╔══
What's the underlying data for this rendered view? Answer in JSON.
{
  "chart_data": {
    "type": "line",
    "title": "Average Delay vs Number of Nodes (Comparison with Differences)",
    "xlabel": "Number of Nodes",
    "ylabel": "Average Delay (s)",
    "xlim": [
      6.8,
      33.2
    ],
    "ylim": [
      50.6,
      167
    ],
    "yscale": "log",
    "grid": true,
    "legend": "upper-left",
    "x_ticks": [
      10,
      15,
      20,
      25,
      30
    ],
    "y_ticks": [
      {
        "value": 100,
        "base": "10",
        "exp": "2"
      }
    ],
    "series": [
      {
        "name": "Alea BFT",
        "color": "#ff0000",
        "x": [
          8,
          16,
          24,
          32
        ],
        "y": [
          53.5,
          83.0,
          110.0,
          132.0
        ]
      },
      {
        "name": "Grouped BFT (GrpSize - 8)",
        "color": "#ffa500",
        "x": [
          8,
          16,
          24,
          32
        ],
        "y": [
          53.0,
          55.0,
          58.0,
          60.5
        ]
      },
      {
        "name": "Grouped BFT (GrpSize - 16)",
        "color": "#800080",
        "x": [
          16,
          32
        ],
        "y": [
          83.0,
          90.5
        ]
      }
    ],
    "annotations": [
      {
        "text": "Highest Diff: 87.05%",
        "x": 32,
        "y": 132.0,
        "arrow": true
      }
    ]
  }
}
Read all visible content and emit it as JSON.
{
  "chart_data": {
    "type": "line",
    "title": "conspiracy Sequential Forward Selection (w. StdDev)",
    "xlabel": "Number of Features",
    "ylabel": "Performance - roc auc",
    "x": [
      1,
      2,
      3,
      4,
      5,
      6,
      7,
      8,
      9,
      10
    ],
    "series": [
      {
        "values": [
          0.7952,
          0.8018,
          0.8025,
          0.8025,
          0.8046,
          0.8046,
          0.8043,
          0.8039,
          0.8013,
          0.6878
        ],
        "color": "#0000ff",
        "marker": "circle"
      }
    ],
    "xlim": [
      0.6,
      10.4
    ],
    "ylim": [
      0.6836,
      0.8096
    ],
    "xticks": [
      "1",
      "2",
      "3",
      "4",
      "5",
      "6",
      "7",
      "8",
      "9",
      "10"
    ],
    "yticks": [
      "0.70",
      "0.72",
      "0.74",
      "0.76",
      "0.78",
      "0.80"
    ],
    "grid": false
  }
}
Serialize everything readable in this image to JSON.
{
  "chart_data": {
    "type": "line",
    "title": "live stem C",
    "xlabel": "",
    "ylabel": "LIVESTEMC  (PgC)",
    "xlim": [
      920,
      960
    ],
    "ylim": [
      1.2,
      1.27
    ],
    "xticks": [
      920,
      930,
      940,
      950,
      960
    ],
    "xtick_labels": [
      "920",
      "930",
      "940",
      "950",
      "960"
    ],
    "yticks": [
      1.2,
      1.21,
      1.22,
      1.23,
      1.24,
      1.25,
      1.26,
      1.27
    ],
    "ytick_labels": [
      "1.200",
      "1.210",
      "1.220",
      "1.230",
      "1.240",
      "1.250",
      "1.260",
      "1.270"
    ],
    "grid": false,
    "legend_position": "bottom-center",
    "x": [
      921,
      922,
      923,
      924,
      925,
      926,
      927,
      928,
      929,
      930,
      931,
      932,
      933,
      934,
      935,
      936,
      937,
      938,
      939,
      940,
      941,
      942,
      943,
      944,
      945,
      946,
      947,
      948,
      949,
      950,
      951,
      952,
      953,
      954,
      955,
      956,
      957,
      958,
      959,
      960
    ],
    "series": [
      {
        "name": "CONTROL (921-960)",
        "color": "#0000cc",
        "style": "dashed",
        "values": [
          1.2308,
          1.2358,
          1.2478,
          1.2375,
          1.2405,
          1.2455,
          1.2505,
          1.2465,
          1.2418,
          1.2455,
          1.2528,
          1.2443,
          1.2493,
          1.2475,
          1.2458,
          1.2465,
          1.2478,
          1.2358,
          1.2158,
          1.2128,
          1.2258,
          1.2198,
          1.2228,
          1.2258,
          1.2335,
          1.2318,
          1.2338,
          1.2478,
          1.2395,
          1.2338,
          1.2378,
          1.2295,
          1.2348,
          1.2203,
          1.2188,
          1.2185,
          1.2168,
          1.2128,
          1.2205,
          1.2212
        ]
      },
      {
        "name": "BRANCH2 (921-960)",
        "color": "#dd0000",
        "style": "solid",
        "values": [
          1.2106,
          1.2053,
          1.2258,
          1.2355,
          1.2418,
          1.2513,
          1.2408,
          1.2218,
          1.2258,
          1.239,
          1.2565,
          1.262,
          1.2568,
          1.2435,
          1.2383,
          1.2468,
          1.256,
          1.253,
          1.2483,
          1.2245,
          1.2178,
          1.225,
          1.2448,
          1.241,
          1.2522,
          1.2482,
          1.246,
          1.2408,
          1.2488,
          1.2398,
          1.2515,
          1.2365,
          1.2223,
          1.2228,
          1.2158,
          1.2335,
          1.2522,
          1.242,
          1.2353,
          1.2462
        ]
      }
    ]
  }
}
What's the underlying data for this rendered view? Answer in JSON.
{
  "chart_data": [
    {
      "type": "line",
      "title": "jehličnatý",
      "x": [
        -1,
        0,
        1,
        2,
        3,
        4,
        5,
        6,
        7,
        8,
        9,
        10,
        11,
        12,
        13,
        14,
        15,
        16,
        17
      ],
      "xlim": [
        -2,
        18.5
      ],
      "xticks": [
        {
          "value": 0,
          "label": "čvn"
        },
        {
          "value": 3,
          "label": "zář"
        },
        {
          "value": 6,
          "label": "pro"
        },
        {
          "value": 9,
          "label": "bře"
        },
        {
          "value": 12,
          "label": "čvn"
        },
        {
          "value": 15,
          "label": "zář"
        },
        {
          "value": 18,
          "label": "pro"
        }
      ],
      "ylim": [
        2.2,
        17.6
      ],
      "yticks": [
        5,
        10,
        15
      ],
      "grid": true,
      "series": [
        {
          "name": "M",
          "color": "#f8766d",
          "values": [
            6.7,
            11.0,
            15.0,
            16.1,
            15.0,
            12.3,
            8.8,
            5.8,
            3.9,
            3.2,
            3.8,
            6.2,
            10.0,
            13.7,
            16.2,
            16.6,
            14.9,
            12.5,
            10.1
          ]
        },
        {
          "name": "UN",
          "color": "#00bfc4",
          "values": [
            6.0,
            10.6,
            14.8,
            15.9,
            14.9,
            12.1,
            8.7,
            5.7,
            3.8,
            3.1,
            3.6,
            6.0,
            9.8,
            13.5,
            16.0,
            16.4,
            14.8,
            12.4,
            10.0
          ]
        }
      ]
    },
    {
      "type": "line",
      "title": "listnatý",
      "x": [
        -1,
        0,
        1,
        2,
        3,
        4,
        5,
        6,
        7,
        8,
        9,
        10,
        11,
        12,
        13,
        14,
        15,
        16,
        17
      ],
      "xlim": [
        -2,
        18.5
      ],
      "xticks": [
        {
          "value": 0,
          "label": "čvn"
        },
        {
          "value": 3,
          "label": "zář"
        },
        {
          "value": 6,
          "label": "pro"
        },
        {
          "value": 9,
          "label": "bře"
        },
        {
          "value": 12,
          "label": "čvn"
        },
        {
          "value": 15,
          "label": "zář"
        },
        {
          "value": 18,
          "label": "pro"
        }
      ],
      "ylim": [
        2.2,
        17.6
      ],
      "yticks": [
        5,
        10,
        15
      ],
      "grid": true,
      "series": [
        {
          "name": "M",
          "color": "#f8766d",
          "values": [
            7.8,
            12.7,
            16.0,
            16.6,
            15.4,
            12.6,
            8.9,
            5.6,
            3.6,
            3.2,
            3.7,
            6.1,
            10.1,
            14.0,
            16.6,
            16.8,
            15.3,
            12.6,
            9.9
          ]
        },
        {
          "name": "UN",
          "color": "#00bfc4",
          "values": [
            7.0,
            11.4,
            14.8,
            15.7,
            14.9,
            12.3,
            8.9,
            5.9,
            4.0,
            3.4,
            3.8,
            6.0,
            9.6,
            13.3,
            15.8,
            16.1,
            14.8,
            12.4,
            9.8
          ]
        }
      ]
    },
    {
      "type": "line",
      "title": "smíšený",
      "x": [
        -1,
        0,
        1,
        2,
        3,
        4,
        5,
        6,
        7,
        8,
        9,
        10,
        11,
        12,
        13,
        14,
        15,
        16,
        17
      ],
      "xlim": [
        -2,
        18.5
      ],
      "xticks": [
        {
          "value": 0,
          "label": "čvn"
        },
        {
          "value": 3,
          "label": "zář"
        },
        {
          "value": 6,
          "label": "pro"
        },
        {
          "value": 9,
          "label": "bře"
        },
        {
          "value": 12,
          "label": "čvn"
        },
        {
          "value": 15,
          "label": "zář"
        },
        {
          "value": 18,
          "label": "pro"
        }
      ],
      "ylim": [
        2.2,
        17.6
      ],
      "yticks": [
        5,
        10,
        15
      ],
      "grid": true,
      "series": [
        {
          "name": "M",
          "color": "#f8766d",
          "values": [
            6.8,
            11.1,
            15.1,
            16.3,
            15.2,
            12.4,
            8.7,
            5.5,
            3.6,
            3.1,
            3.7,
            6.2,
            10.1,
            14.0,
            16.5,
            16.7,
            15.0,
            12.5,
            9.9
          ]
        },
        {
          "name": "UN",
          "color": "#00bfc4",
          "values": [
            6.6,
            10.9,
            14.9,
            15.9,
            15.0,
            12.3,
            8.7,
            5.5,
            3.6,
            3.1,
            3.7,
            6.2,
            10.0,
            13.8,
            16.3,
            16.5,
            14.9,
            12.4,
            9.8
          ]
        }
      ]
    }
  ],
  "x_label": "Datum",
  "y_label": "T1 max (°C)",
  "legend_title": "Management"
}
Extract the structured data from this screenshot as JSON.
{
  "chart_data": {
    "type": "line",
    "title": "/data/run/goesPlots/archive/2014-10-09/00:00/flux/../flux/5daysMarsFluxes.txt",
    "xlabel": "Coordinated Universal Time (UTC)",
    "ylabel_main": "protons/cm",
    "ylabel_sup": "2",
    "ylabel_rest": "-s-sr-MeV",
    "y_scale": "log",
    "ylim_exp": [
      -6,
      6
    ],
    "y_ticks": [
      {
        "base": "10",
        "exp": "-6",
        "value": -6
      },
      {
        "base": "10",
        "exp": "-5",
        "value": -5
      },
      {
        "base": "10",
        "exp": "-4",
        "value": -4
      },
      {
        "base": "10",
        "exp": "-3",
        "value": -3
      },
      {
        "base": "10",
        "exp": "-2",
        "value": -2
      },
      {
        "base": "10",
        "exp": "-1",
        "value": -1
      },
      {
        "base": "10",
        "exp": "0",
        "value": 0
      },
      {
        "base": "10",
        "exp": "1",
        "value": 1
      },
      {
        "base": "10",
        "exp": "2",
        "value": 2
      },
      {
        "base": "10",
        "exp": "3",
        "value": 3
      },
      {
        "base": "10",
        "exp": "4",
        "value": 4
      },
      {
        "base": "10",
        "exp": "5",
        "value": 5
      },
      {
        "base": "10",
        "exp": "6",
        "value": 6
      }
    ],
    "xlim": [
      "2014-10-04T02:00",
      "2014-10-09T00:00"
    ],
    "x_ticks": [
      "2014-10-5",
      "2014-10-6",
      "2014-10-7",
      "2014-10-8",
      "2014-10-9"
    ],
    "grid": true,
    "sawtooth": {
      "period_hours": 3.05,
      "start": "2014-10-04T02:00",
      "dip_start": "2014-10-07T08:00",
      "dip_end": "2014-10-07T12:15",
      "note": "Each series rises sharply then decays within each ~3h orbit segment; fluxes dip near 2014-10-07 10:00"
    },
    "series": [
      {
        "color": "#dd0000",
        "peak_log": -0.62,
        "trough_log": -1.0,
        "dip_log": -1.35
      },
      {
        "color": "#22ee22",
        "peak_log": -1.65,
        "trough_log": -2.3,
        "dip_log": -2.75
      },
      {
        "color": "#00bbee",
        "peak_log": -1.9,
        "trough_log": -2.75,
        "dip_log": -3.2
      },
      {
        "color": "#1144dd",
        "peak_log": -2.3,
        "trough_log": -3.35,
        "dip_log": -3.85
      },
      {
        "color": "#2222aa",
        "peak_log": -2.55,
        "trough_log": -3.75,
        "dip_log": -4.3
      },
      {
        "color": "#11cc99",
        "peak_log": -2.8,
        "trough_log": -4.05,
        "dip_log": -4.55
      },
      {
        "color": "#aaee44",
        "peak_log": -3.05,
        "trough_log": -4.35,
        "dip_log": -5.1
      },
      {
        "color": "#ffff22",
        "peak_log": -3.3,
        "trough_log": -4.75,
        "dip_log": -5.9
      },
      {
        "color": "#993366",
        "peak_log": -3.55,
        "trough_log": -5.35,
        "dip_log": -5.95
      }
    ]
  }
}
╚══
Do this -
Pull out every line above that holds the word "xlabel".

Correct answer -
    "xlabel": "Number of Nodes",
    "xlabel": "Number of Features",
    "xlabel": "",
    "xlabel": "Coordinated Universal Time (UTC)",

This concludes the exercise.